Required task
Your task is to transcribe all of the records exactly and leave out the pictures.

Excerpts from a figure dataset
======
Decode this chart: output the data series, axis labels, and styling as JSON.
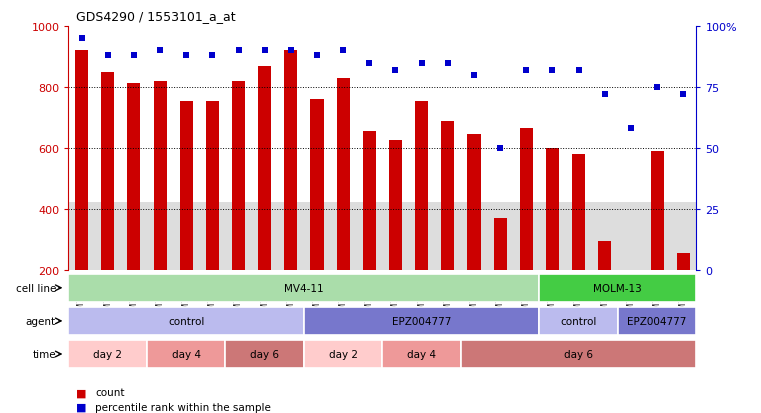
{
  "title": "GDS4290 / 1553101_a_at",
  "samples": [
    "GSM739151",
    "GSM739152",
    "GSM739153",
    "GSM739157",
    "GSM739158",
    "GSM739159",
    "GSM739163",
    "GSM739164",
    "GSM739165",
    "GSM739148",
    "GSM739149",
    "GSM739150",
    "GSM739154",
    "GSM739155",
    "GSM739156",
    "GSM739160",
    "GSM739161",
    "GSM739162",
    "GSM739169",
    "GSM739170",
    "GSM739171",
    "GSM739166",
    "GSM739167",
    "GSM739168"
  ],
  "counts": [
    920,
    848,
    812,
    820,
    755,
    755,
    820,
    870,
    920,
    762,
    830,
    655,
    625,
    755,
    690,
    645,
    370,
    665,
    600,
    580,
    295,
    195,
    590,
    255
  ],
  "percentile": [
    95,
    88,
    88,
    90,
    88,
    88,
    90,
    90,
    90,
    88,
    90,
    85,
    82,
    85,
    85,
    80,
    50,
    82,
    82,
    82,
    72,
    58,
    75,
    72
  ],
  "ylim_left": [
    200,
    1000
  ],
  "ylim_right": [
    0,
    100
  ],
  "left_yticks": [
    200,
    400,
    600,
    800,
    1000
  ],
  "right_yticks": [
    0,
    25,
    50,
    75,
    100
  ],
  "bar_color": "#cc0000",
  "dot_color": "#0000cc",
  "cell_line_rows": [
    {
      "label": "MV4-11",
      "start": 0,
      "end": 18,
      "color": "#aaddaa"
    },
    {
      "label": "MOLM-13",
      "start": 18,
      "end": 24,
      "color": "#44cc44"
    }
  ],
  "agent_rows": [
    {
      "label": "control",
      "start": 0,
      "end": 9,
      "color": "#bbbbee"
    },
    {
      "label": "EPZ004777",
      "start": 9,
      "end": 18,
      "color": "#7777cc"
    },
    {
      "label": "control",
      "start": 18,
      "end": 21,
      "color": "#bbbbee"
    },
    {
      "label": "EPZ004777",
      "start": 21,
      "end": 24,
      "color": "#7777cc"
    }
  ],
  "time_rows": [
    {
      "label": "day 2",
      "start": 0,
      "end": 3,
      "color": "#ffcccc"
    },
    {
      "label": "day 4",
      "start": 3,
      "end": 6,
      "color": "#ee9999"
    },
    {
      "label": "day 6",
      "start": 6,
      "end": 9,
      "color": "#cc7777"
    },
    {
      "label": "day 2",
      "start": 9,
      "end": 12,
      "color": "#ffcccc"
    },
    {
      "label": "day 4",
      "start": 12,
      "end": 15,
      "color": "#ee9999"
    },
    {
      "label": "day 6",
      "start": 15,
      "end": 24,
      "color": "#cc7777"
    }
  ],
  "legend_items": [
    {
      "label": "count",
      "color": "#cc0000"
    },
    {
      "label": "percentile rank within the sample",
      "color": "#0000cc"
    }
  ],
  "row_labels": [
    "cell line",
    "agent",
    "time"
  ],
  "background_color": "#ffffff"
}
======
Task result
Decode this chart: output the data series, axis labels, and styling as JSON.
{
  "title": "GDS4290 / 1553101_a_at",
  "samples": [
    "GSM739151",
    "GSM739152",
    "GSM739153",
    "GSM739157",
    "GSM739158",
    "GSM739159",
    "GSM739163",
    "GSM739164",
    "GSM739165",
    "GSM739148",
    "GSM739149",
    "GSM739150",
    "GSM739154",
    "GSM739155",
    "GSM739156",
    "GSM739160",
    "GSM739161",
    "GSM739162",
    "GSM739169",
    "GSM739170",
    "GSM739171",
    "GSM739166",
    "GSM739167",
    "GSM739168"
  ],
  "counts": [
    920,
    848,
    812,
    820,
    755,
    755,
    820,
    870,
    920,
    762,
    830,
    655,
    625,
    755,
    690,
    645,
    370,
    665,
    600,
    580,
    295,
    195,
    590,
    255
  ],
  "percentile": [
    95,
    88,
    88,
    90,
    88,
    88,
    90,
    90,
    90,
    88,
    90,
    85,
    82,
    85,
    85,
    80,
    50,
    82,
    82,
    82,
    72,
    58,
    75,
    72
  ],
  "ylim_left": [
    200,
    1000
  ],
  "ylim_right": [
    0,
    100
  ],
  "left_yticks": [
    200,
    400,
    600,
    800,
    1000
  ],
  "right_yticks": [
    0,
    25,
    50,
    75,
    100
  ],
  "bar_color": "#cc0000",
  "dot_color": "#0000cc",
  "cell_line_rows": [
    {
      "label": "MV4-11",
      "start": 0,
      "end": 18,
      "color": "#aaddaa"
    },
    {
      "label": "MOLM-13",
      "start": 18,
      "end": 24,
      "color": "#44cc44"
    }
  ],
  "agent_rows": [
    {
      "label": "control",
      "start": 0,
      "end": 9,
      "color": "#bbbbee"
    },
    {
      "label": "EPZ004777",
      "start": 9,
      "end": 18,
      "color": "#7777cc"
    },
    {
      "label": "control",
      "start": 18,
      "end": 21,
      "color": "#bbbbee"
    },
    {
      "label": "EPZ004777",
      "start": 21,
      "end": 24,
      "color": "#7777cc"
    }
  ],
  "time_rows": [
    {
      "label": "day 2",
      "start": 0,
      "end": 3,
      "color": "#ffcccc"
    },
    {
      "label": "day 4",
      "start": 3,
      "end": 6,
      "color": "#ee9999"
    },
    {
      "label": "day 6",
      "start": 6,
      "end": 9,
      "color": "#cc7777"
    },
    {
      "label": "day 2",
      "start": 9,
      "end": 12,
      "color": "#ffcccc"
    },
    {
      "label": "day 4",
      "start": 12,
      "end": 15,
      "color": "#ee9999"
    },
    {
      "label": "day 6",
      "start": 15,
      "end": 24,
      "color": "#cc7777"
    }
  ],
  "legend_items": [
    {
      "label": "count",
      "color": "#cc0000"
    },
    {
      "label": "percentile rank within the sample",
      "color": "#0000cc"
    }
  ],
  "row_labels": [
    "cell line",
    "agent",
    "time"
  ],
  "background_color": "#ffffff"
}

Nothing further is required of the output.